**EXERCISE GOAL**
Identify every line in the records below that contains the word "ylabel", and copy each of those lines.

**LISTED RECORDS**
◇ ◇ ◇ ◇

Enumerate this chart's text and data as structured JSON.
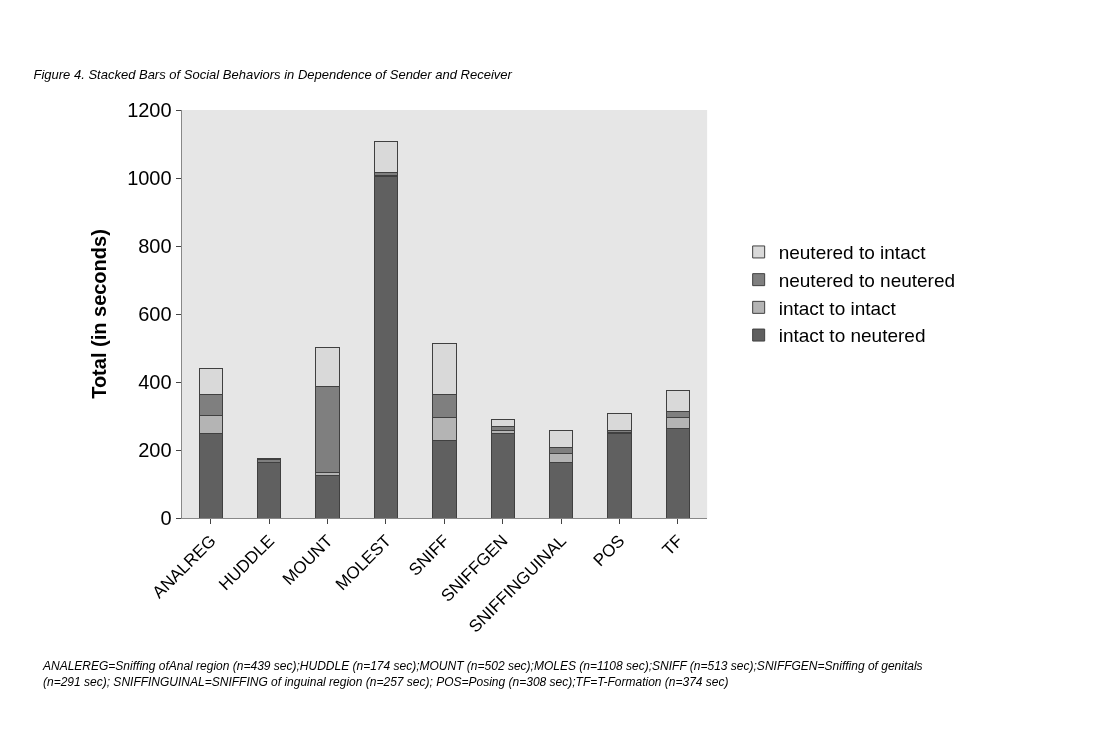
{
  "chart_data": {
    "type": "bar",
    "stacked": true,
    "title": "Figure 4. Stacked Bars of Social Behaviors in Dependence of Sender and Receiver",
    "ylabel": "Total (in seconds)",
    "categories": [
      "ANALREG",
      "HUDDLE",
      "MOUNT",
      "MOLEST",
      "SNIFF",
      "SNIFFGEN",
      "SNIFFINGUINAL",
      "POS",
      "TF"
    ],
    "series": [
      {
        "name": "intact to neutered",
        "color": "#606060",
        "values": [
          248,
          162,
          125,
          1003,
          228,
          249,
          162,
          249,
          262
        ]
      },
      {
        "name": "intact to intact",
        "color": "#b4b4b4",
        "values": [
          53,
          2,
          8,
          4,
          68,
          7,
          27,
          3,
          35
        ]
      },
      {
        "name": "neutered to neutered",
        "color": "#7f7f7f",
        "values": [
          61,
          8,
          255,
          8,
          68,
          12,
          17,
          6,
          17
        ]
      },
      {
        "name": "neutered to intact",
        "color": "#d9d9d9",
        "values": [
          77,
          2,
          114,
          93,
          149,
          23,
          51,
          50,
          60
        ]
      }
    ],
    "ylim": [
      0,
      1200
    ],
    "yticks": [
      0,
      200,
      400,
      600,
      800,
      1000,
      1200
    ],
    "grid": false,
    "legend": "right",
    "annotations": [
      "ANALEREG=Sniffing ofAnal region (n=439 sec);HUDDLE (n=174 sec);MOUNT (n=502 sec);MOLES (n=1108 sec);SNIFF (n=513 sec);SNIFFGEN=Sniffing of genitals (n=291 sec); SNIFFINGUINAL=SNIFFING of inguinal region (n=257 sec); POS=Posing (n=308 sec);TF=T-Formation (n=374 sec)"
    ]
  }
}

◇ ◇ ◇ ◇

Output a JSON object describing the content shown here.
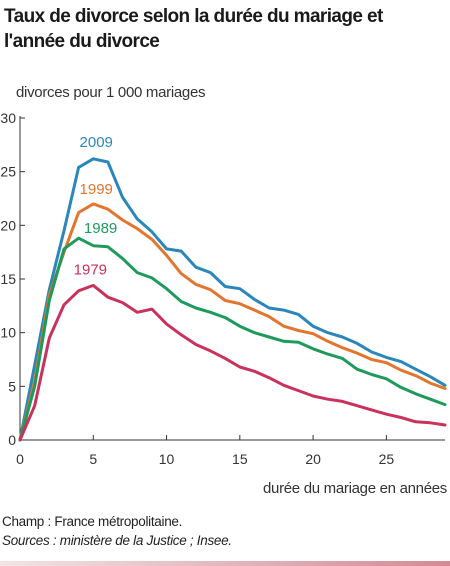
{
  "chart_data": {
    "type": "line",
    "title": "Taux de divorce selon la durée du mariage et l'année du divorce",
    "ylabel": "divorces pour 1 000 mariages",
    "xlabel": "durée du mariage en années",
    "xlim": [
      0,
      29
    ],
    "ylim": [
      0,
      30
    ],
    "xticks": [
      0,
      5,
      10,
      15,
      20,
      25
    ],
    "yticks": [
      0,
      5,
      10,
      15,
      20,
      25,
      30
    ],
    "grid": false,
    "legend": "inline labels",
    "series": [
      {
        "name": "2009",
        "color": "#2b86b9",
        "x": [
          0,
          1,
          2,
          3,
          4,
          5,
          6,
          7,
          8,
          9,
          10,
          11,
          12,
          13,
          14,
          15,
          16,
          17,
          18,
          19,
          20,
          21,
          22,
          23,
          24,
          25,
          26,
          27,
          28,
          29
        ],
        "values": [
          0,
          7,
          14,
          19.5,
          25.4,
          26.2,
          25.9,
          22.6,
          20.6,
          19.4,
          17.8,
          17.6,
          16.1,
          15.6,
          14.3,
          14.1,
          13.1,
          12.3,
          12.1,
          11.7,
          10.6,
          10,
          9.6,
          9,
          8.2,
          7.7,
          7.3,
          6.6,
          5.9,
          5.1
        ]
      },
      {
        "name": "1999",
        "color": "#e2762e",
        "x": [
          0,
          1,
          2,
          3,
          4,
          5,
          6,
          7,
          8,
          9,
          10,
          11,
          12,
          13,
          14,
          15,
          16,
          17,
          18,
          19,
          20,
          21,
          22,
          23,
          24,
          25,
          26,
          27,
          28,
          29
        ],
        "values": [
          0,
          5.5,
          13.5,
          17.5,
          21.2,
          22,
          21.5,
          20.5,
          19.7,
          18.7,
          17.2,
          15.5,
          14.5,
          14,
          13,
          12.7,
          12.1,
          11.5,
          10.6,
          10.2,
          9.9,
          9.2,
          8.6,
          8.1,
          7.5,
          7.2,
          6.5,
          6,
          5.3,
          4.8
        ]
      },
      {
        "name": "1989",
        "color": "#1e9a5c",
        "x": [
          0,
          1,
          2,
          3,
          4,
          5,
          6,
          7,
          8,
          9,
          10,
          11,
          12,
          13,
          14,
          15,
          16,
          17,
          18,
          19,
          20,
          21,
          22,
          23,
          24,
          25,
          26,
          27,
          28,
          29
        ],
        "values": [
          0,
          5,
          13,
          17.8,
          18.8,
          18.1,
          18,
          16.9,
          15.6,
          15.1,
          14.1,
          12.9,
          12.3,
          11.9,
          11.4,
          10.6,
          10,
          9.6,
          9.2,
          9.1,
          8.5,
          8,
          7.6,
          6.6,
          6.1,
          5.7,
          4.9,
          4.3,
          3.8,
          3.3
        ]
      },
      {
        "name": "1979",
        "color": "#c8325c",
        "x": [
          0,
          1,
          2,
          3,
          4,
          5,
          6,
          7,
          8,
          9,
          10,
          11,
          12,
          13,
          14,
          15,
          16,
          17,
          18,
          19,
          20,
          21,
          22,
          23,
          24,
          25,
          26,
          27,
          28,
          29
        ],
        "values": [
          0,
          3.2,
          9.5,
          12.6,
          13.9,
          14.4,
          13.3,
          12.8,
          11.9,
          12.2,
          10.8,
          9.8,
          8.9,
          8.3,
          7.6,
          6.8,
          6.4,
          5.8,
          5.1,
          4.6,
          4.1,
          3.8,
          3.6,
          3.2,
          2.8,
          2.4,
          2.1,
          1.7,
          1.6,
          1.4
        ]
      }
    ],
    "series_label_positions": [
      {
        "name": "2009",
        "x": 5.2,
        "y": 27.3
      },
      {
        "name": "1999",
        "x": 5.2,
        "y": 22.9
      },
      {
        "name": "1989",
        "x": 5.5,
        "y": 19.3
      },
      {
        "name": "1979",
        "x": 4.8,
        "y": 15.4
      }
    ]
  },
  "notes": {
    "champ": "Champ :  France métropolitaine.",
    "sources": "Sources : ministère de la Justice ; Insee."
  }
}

◇ ◇ ◇ ◇

**RESULT**
    "ylabel": "Total (in seconds)",
    "ylabel": "divorces pour 1 000 mariages",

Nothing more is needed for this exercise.